### TASK BRIEF
Work out the number of lines in the listing that include the string "page". Reply with that number alone.

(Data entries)
»»

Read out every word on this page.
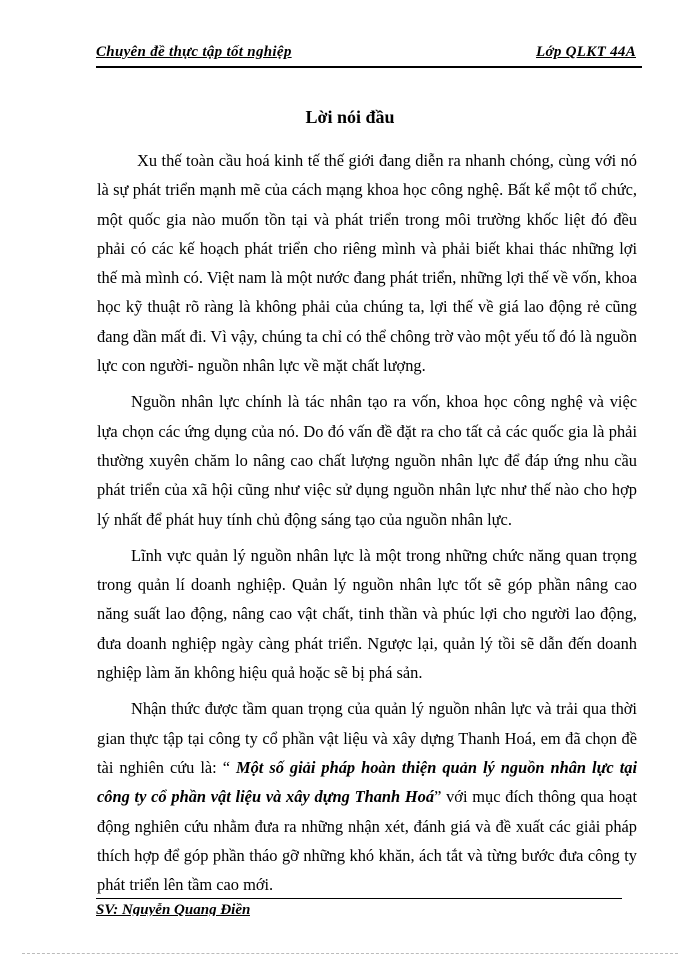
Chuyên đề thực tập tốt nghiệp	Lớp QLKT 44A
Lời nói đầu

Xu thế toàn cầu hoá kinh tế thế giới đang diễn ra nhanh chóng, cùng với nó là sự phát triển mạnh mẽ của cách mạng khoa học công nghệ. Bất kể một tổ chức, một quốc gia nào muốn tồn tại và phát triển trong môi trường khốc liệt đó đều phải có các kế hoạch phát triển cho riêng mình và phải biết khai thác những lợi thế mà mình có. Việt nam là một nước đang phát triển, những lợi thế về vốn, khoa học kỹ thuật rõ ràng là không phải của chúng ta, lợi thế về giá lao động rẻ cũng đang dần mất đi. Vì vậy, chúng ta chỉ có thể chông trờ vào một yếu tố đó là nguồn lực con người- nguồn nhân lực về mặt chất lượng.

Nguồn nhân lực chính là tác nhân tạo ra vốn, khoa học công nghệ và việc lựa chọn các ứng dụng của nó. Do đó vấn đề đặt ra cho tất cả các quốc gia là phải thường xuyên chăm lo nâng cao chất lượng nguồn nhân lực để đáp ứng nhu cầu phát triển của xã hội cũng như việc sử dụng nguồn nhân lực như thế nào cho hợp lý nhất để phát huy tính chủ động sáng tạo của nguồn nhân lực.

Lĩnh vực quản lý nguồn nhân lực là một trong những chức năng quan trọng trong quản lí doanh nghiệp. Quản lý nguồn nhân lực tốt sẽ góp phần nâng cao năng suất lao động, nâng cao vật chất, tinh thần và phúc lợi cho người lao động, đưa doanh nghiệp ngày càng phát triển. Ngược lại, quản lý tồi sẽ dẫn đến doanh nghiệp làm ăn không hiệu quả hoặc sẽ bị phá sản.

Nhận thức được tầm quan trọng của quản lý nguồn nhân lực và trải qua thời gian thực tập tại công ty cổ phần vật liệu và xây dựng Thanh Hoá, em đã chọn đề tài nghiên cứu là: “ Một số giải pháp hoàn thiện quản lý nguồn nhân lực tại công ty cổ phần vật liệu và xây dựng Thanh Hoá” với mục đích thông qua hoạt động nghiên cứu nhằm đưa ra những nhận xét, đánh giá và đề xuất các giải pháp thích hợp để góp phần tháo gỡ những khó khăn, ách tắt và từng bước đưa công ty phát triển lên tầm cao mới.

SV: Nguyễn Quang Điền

««
»»

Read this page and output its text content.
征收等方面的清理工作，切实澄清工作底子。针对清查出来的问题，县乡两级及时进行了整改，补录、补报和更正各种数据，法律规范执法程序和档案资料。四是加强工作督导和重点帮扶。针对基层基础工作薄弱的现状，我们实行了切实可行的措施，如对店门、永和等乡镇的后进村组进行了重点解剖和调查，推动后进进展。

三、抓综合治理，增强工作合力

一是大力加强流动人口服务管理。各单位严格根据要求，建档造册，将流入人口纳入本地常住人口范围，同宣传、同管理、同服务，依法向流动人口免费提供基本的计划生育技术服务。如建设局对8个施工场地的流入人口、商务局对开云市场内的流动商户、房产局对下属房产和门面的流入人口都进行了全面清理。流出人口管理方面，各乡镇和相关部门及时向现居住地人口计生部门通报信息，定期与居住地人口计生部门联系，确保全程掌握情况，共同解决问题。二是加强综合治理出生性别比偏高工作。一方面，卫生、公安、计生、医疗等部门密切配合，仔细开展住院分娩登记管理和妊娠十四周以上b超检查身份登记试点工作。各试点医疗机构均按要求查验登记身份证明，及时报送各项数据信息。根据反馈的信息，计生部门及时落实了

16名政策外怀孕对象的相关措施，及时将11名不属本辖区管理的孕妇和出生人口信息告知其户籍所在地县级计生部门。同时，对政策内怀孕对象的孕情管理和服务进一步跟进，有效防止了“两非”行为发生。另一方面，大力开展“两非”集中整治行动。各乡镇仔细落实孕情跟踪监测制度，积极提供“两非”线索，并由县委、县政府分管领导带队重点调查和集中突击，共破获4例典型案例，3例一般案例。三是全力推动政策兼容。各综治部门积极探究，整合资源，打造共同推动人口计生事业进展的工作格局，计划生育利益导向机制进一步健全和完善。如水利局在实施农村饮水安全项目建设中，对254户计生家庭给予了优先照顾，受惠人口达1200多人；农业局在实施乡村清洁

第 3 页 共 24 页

««

### RESULT OF THE EXERCISE
2